-- Instructions --
a) Print the part of the sediment module formulations page that opens with the words containing "Setlling Process \(W_s=f_3(C,turbulence,salinity)\)" and closes with "(Module Sediment MUSTANG).".
b) Answer these questions from the sediment module formulations page:
(i) Which process within sediment is marked as not operational?
(ii) Of the two options, which one is highly recommended?
(iii) Which new module will replace SEDI-MARS?
c) Go on with the sediment module formulations page, not the listing, from where it stops.

-- Document text --

>>>>>

Formulations of sediment module SEDI_MARS3D¶

Erosion Process \(=f_1(\tau_s,\tau_e, composition\ density\ of\ sediment\ surface)\)

Deposit Process \(=W_s . f_2(\tau_s,\tau_d). C_{bottom\ extrapolated}\)

Setlling Process \(W_s=f_3(C,turbulence,salinity)\)

Erosion Process \(\tau_e=f_4(consolidation)\)

Floculation

Consolidation of sediment

Diffusion within sediment and at interface

Bioturbation within sediment (not operational)

There are 2 options (2 strategies) : key_sedim_mudsand or key_sedim_mixsed. but, this last option key_sedim_mixsed is highly recommended and the only one presented in this documentation. The new module MUSTANG (which will replace SEDI-MARS) only use the option key_sedim_mixsed (Module Sediment MUSTANG).

<<<<<

-- Data listing --
>>>>>

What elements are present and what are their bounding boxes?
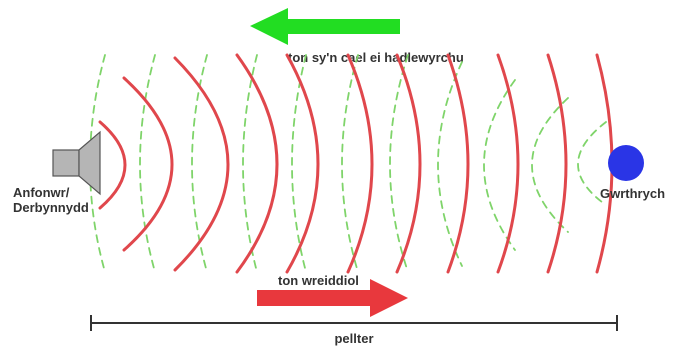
reflected-wave-arrow xyxy=(250,8,400,45)
circle-target-icon xyxy=(608,145,644,181)
transceiver-label-line2: Derbynnydd xyxy=(13,200,89,215)
reflected-wavefront xyxy=(191,54,208,273)
original-wave-arrow xyxy=(257,279,408,317)
speaker-icon xyxy=(52,130,101,196)
original-wavefront xyxy=(285,53,320,274)
reflected-wavefront xyxy=(389,54,409,273)
distance-line xyxy=(90,315,618,331)
reflected-wavefront xyxy=(139,54,156,273)
reflected-wavefront xyxy=(341,54,359,273)
reflected-wavefront xyxy=(531,97,569,233)
reflected-wavefronts xyxy=(89,54,607,273)
transceiver-label-line1: Anfonwr/ xyxy=(13,185,70,200)
original-wavefront xyxy=(122,76,174,252)
original-wavefront xyxy=(235,53,279,274)
original-wavefront xyxy=(496,53,520,274)
reflected-wavefront xyxy=(437,61,463,267)
distance-label: pellter xyxy=(334,331,373,346)
original-wavefront xyxy=(173,56,230,272)
original-wavefront xyxy=(395,53,422,274)
original-wavefront xyxy=(446,53,470,274)
original-wavefronts xyxy=(98,53,614,274)
object-label: Gwrthrych xyxy=(600,186,665,201)
original-wave-label: ton wreiddiol xyxy=(278,273,359,288)
original-wavefront xyxy=(546,53,568,274)
reflected-wavefront xyxy=(242,54,258,273)
reflected-wave-label: ton sy'n cael ei hadlewyrchu xyxy=(288,50,464,65)
reflected-wavefront xyxy=(577,121,607,206)
original-wavefront xyxy=(98,120,127,210)
original-wavefront xyxy=(346,53,374,274)
reflected-wavefront xyxy=(483,79,516,251)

<<<<<

-- Responses to the exercise --
a)
Setlling Process \(W_s=f_3(C,turbulence,salinity)\)

Erosion Process \(\tau_e=f_4(consolidation)\)

Floculation

Consolidation of sediment

Diffusion within sediment and at interface

Bioturbation within sediment (not operational)

There are 2 options (2 strategies) : key_sedim_mudsand or key_sedim_mixsed. but, this last option key_sedim_mixsed is highly recommended and the only one presented in this documentation. The new module MUSTANG (which will replace SEDI-MARS) only use the option key_sedim_mixsed (Module Sediment MUSTANG).

b)
(i) Bioturbation within sediment.
(ii) key_sedim_mixsed.
(iii) MUSTANG.

c)
The different computation steps for sediment module are :

computing bottom shear stress \(=\tau_s\) f(U,waves, roughness)(Erosion Process)

computing settling rate in water column (Setlling Process) and (Settling velocities : Modelling strategy)

computing settling trends (Setlling Process)

extrapolation of sand concentration near bottom (Extrapolation of sand variable near bottom (Rouse profile))

sediment consolidation and diffusion into sediment layers (Consolidation of sediment and Diffusion within sediment and at interface)

computing total mass eroded and suspending (Erosion Process)

after particules transport in water column, computing of effective deposit, updating sediment layers (Deposit Process)

see Organization of sediment module SEDI_MARS3D)

Erosion Process¶

Erosion flux E :

\(E=E_0*\alpha*[\frac{\tau-\tau_{ce}}{\tau_{ce}}]^n\)
\(E_0\) and n depend on the mud fraction in sediment
- \(fr_{mud} < frv1\) : sandy sediment (frv1=0.3 typically = frmudcr1 calculated from coef_frmudcr1 in parasedim.txt)
- \(fr_{mud} > frv2\) : muddy sediment (frv2=0.7 typically = frmudcr2 given in parasedim.txt)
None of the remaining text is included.